Data lines:
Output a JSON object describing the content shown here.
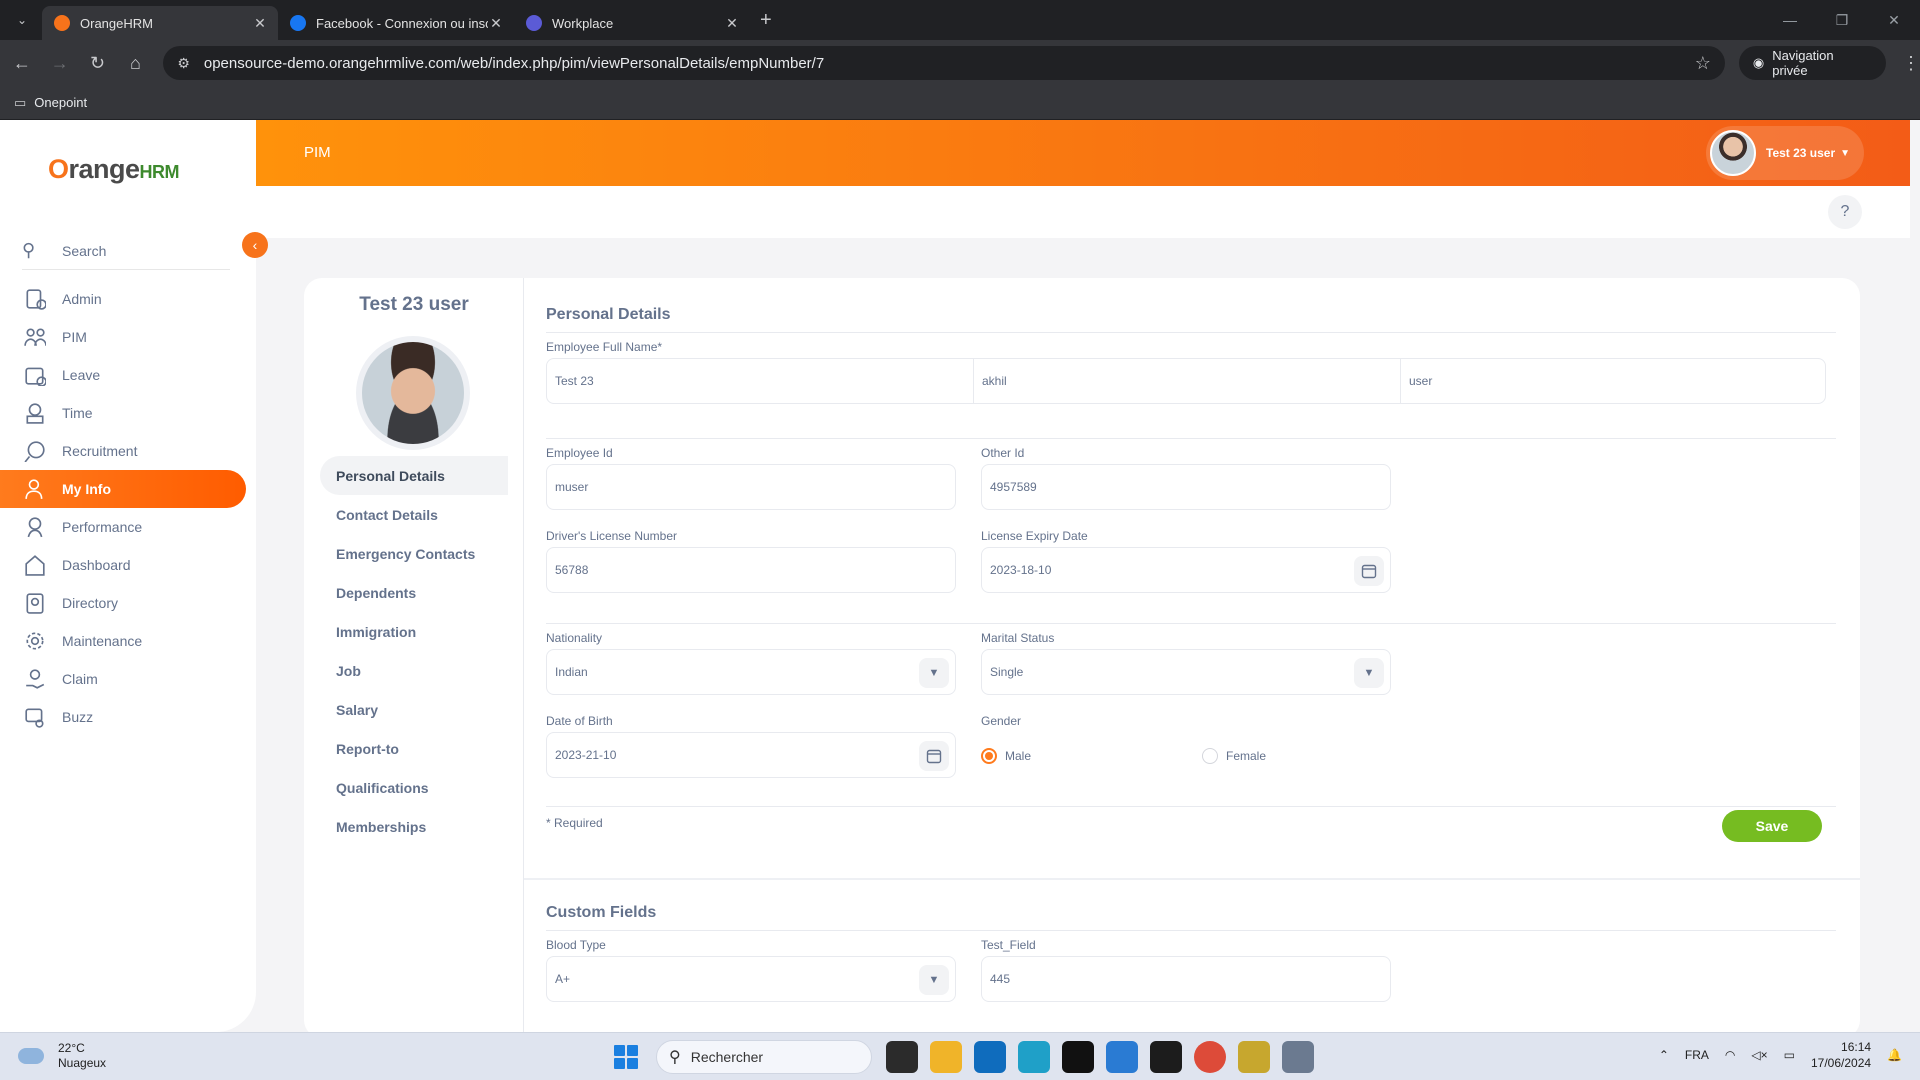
{
  "browser": {
    "tabs": [
      {
        "title": "OrangeHRM",
        "color": "#f7731b"
      },
      {
        "title": "Facebook - Connexion ou inscri",
        "color": "#1877f2"
      },
      {
        "title": "Workplace",
        "color": "#5b5bd6"
      }
    ],
    "url": "opensource-demo.orangehrmlive.com/web/index.php/pim/viewPersonalDetails/empNumber/7",
    "private_label": "Navigation privée",
    "bookmark": "Onepoint"
  },
  "app": {
    "logo_o": "O",
    "logo_range": "range",
    "logo_hrm": "HRM",
    "module": "PIM",
    "user_name": "Test 23 user",
    "search_label": "Search",
    "help": "?",
    "menu": [
      {
        "label": "Admin",
        "icon": "admin-icon"
      },
      {
        "label": "PIM",
        "icon": "pim-icon"
      },
      {
        "label": "Leave",
        "icon": "leave-icon"
      },
      {
        "label": "Time",
        "icon": "time-icon"
      },
      {
        "label": "Recruitment",
        "icon": "recruitment-icon"
      },
      {
        "label": "My Info",
        "icon": "myinfo-icon"
      },
      {
        "label": "Performance",
        "icon": "performance-icon"
      },
      {
        "label": "Dashboard",
        "icon": "dashboard-icon"
      },
      {
        "label": "Directory",
        "icon": "directory-icon"
      },
      {
        "label": "Maintenance",
        "icon": "maintenance-icon"
      },
      {
        "label": "Claim",
        "icon": "claim-icon"
      },
      {
        "label": "Buzz",
        "icon": "buzz-icon"
      }
    ]
  },
  "employee": {
    "name": "Test 23 user",
    "tabs": [
      "Personal Details",
      "Contact Details",
      "Emergency Contacts",
      "Dependents",
      "Immigration",
      "Job",
      "Salary",
      "Report-to",
      "Qualifications",
      "Memberships"
    ]
  },
  "personal": {
    "heading": "Personal Details",
    "full_name_label": "Employee Full Name*",
    "first_name": "Test 23",
    "middle_name": "akhil",
    "last_name": "user",
    "employee_id_label": "Employee Id",
    "employee_id": "muser",
    "other_id_label": "Other Id",
    "other_id": "4957589",
    "license_label": "Driver's License Number",
    "license": "56788",
    "license_expiry_label": "License Expiry Date",
    "license_expiry": "2023-18-10",
    "nationality_label": "Nationality",
    "nationality": "Indian",
    "marital_label": "Marital Status",
    "marital": "Single",
    "dob_label": "Date of Birth",
    "dob": "2023-21-10",
    "gender_label": "Gender",
    "gender_male": "Male",
    "gender_female": "Female",
    "gender_selected": "Male",
    "required_note": "* Required",
    "save": "Save"
  },
  "custom": {
    "heading": "Custom Fields",
    "blood_label": "Blood Type",
    "blood": "A+",
    "test_label": "Test_Field",
    "test": "445"
  },
  "taskbar": {
    "temp": "22°C",
    "weather": "Nuageux",
    "search": "Rechercher",
    "lang": "FRA",
    "time": "16:14",
    "date": "17/06/2024"
  }
}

Instructions to follow:
Quote the records above exactly, leaving out any pictures.

Correct answer:
Output a JSON object describing the content shown here.
{
  "browser": {
    "tabs": [
      {
        "title": "OrangeHRM",
        "color": "#f7731b"
      },
      {
        "title": "Facebook - Connexion ou inscri",
        "color": "#1877f2"
      },
      {
        "title": "Workplace",
        "color": "#5b5bd6"
      }
    ],
    "url": "opensource-demo.orangehrmlive.com/web/index.php/pim/viewPersonalDetails/empNumber/7",
    "private_label": "Navigation privée",
    "bookmark": "Onepoint"
  },
  "app": {
    "logo_o": "O",
    "logo_range": "range",
    "logo_hrm": "HRM",
    "module": "PIM",
    "user_name": "Test 23 user",
    "search_label": "Search",
    "help": "?",
    "menu": [
      {
        "label": "Admin",
        "icon": "admin-icon"
      },
      {
        "label": "PIM",
        "icon": "pim-icon"
      },
      {
        "label": "Leave",
        "icon": "leave-icon"
      },
      {
        "label": "Time",
        "icon": "time-icon"
      },
      {
        "label": "Recruitment",
        "icon": "recruitment-icon"
      },
      {
        "label": "My Info",
        "icon": "myinfo-icon"
      },
      {
        "label": "Performance",
        "icon": "performance-icon"
      },
      {
        "label": "Dashboard",
        "icon": "dashboard-icon"
      },
      {
        "label": "Directory",
        "icon": "directory-icon"
      },
      {
        "label": "Maintenance",
        "icon": "maintenance-icon"
      },
      {
        "label": "Claim",
        "icon": "claim-icon"
      },
      {
        "label": "Buzz",
        "icon": "buzz-icon"
      }
    ]
  },
  "employee": {
    "name": "Test 23 user",
    "tabs": [
      "Personal Details",
      "Contact Details",
      "Emergency Contacts",
      "Dependents",
      "Immigration",
      "Job",
      "Salary",
      "Report-to",
      "Qualifications",
      "Memberships"
    ]
  },
  "personal": {
    "heading": "Personal Details",
    "full_name_label": "Employee Full Name*",
    "first_name": "Test 23",
    "middle_name": "akhil",
    "last_name": "user",
    "employee_id_label": "Employee Id",
    "employee_id": "muser",
    "other_id_label": "Other Id",
    "other_id": "4957589",
    "license_label": "Driver's License Number",
    "license": "56788",
    "license_expiry_label": "License Expiry Date",
    "license_expiry": "2023-18-10",
    "nationality_label": "Nationality",
    "nationality": "Indian",
    "marital_label": "Marital Status",
    "marital": "Single",
    "dob_label": "Date of Birth",
    "dob": "2023-21-10",
    "gender_label": "Gender",
    "gender_male": "Male",
    "gender_female": "Female",
    "gender_selected": "Male",
    "required_note": "* Required",
    "save": "Save"
  },
  "custom": {
    "heading": "Custom Fields",
    "blood_label": "Blood Type",
    "blood": "A+",
    "test_label": "Test_Field",
    "test": "445"
  },
  "taskbar": {
    "temp": "22°C",
    "weather": "Nuageux",
    "search": "Rechercher",
    "lang": "FRA",
    "time": "16:14",
    "date": "17/06/2024"
  }
}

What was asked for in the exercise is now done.